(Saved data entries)
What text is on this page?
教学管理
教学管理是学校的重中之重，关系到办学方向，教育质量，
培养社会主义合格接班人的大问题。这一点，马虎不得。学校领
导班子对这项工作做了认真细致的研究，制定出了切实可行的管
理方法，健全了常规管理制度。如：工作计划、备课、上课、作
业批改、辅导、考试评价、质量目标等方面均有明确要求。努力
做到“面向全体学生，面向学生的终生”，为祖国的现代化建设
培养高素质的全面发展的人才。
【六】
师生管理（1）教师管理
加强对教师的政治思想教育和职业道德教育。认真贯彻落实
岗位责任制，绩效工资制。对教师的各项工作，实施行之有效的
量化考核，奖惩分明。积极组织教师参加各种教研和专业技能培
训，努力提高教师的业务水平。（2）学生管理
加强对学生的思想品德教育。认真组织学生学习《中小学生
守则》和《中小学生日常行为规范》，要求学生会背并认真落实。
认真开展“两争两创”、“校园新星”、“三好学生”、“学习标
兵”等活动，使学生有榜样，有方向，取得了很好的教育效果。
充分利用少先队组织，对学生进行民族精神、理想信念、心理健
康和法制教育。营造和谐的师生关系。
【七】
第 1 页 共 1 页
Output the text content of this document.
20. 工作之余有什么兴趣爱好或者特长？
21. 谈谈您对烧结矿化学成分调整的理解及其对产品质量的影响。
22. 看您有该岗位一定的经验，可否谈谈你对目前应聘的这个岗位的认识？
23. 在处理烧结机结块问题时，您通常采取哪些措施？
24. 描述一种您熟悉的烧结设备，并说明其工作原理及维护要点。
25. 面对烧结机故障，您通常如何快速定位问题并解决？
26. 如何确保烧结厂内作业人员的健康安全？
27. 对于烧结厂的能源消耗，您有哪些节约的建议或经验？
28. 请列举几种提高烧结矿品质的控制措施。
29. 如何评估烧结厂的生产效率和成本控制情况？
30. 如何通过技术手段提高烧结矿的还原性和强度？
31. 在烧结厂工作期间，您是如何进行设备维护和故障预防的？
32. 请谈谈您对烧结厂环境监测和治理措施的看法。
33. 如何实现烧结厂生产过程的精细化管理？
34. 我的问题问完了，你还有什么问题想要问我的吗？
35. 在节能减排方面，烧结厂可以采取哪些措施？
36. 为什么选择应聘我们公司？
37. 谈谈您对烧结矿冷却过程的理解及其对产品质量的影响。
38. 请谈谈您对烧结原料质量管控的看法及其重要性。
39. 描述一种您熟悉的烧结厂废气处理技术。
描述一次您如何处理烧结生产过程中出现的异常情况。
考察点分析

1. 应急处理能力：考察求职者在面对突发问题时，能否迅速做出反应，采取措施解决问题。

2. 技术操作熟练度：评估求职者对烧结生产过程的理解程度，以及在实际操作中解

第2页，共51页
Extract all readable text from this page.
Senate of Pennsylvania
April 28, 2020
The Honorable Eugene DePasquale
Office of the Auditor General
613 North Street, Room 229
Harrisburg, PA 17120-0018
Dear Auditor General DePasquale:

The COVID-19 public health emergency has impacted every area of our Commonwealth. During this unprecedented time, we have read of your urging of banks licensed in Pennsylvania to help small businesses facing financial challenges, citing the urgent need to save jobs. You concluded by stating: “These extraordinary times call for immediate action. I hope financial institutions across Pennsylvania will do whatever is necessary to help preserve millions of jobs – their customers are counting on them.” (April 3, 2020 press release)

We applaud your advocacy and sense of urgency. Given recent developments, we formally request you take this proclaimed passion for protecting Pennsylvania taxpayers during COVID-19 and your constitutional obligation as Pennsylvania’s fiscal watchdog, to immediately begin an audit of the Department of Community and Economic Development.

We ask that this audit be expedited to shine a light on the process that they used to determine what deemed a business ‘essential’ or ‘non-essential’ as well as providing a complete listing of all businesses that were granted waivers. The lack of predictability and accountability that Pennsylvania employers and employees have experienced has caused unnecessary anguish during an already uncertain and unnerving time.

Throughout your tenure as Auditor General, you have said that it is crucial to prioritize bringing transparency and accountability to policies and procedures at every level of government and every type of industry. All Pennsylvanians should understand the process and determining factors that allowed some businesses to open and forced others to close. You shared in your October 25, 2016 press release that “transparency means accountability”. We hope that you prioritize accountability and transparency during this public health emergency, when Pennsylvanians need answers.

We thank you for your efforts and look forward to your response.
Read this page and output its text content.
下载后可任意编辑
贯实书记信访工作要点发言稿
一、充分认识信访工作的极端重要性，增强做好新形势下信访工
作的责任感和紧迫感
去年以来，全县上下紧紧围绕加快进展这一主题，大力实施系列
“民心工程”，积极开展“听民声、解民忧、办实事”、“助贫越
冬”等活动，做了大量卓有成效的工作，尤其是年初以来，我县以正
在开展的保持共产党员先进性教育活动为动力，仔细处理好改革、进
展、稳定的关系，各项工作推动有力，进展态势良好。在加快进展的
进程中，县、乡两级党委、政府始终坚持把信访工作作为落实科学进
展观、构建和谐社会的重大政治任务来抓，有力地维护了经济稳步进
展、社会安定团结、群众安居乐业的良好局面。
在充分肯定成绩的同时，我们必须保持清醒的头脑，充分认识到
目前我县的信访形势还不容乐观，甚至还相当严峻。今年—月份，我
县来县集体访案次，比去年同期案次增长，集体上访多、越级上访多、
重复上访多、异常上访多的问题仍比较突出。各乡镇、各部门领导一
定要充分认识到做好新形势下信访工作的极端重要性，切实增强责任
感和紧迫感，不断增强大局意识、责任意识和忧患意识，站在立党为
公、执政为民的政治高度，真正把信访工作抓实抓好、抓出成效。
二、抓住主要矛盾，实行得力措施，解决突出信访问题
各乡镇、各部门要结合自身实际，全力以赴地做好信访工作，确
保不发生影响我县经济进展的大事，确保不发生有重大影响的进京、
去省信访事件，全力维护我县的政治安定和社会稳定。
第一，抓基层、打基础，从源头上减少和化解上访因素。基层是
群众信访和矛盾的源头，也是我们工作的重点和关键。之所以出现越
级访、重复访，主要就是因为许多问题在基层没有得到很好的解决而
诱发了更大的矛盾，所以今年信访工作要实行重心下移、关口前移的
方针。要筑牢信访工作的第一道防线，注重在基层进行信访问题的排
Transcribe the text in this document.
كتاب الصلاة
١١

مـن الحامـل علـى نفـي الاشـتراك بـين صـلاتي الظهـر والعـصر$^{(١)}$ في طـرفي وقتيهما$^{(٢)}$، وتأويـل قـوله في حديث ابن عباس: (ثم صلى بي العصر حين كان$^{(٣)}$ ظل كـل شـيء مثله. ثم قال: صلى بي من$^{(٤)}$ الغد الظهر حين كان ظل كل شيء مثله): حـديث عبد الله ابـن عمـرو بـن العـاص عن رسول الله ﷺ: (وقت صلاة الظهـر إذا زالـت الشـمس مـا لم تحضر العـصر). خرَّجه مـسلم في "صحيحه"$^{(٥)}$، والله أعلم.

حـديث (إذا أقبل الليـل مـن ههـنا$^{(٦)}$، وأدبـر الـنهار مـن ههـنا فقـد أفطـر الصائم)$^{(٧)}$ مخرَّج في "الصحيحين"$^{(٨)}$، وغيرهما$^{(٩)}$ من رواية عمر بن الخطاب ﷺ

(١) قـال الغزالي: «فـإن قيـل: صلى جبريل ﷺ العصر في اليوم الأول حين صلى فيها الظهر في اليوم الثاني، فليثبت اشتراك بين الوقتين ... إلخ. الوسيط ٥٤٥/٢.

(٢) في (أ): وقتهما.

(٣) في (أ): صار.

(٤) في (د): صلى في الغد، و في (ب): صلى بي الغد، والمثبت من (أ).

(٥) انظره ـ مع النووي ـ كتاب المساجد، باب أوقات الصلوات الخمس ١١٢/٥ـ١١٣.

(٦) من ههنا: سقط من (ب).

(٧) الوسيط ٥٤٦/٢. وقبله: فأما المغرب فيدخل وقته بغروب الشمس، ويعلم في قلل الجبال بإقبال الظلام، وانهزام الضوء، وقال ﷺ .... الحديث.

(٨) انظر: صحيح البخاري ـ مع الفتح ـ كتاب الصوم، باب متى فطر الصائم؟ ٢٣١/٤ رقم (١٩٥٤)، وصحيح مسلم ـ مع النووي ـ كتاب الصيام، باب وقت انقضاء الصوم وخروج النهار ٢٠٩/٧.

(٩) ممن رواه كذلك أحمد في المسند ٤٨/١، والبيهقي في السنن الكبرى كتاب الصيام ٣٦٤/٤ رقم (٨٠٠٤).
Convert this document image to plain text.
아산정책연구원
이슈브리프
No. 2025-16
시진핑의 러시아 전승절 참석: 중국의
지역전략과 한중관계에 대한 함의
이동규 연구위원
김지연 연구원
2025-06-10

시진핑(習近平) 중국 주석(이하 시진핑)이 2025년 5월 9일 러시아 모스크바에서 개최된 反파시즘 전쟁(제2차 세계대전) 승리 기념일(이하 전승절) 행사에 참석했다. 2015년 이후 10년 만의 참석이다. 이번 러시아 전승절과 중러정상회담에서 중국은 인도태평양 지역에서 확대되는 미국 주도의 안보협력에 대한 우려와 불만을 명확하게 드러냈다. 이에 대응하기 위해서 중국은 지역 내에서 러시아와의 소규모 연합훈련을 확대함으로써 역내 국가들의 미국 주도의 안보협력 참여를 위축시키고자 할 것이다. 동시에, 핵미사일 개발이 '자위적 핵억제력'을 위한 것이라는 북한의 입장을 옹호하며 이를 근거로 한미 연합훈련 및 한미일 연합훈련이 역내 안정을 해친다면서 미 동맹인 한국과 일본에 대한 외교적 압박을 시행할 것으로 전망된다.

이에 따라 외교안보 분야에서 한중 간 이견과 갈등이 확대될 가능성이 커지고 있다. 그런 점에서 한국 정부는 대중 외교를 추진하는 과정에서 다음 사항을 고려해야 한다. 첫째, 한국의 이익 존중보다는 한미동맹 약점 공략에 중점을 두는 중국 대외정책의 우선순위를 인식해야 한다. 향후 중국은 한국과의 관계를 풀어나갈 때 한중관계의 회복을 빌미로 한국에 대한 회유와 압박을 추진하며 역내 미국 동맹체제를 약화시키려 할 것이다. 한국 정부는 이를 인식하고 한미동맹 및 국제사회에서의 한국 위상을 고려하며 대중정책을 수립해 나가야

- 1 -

### Given instruction
Write out exactly the lines starting with the one that holds "Convert this document image to plain text." and running through the last line above.

### Written response
Convert this document image to plain text.
아산정책연구원
이슈브리프
No. 2025-16
시진핑의 러시아 전승절 참석: 중국의
지역전략과 한중관계에 대한 함의
이동규 연구위원
김지연 연구원
2025-06-10

시진핑(習近平) 중국 주석(이하 시진핑)이 2025년 5월 9일 러시아 모스크바에서 개최된 反파시즘 전쟁(제2차 세계대전) 승리 기념일(이하 전승절) 행사에 참석했다. 2015년 이후 10년 만의 참석이다. 이번 러시아 전승절과 중러정상회담에서 중국은 인도태평양 지역에서 확대되는 미국 주도의 안보협력에 대한 우려와 불만을 명확하게 드러냈다. 이에 대응하기 위해서 중국은 지역 내에서 러시아와의 소규모 연합훈련을 확대함으로써 역내 국가들의 미국 주도의 안보협력 참여를 위축시키고자 할 것이다. 동시에, 핵미사일 개발이 '자위적 핵억제력'을 위한 것이라는 북한의 입장을 옹호하며 이를 근거로 한미 연합훈련 및 한미일 연합훈련이 역내 안정을 해친다면서 미 동맹인 한국과 일본에 대한 외교적 압박을 시행할 것으로 전망된다.

이에 따라 외교안보 분야에서 한중 간 이견과 갈등이 확대될 가능성이 커지고 있다. 그런 점에서 한국 정부는 대중 외교를 추진하는 과정에서 다음 사항을 고려해야 한다. 첫째, 한국의 이익 존중보다는 한미동맹 약점 공략에 중점을 두는 중국 대외정책의 우선순위를 인식해야 한다. 향후 중국은 한국과의 관계를 풀어나갈 때 한중관계의 회복을 빌미로 한국에 대한 회유와 압박을 추진하며 역내 미국 동맹체제를 약화시키려 할 것이다. 한국 정부는 이를 인식하고 한미동맹 및 국제사회에서의 한국 위상을 고려하며 대중정책을 수립해 나가야

- 1 -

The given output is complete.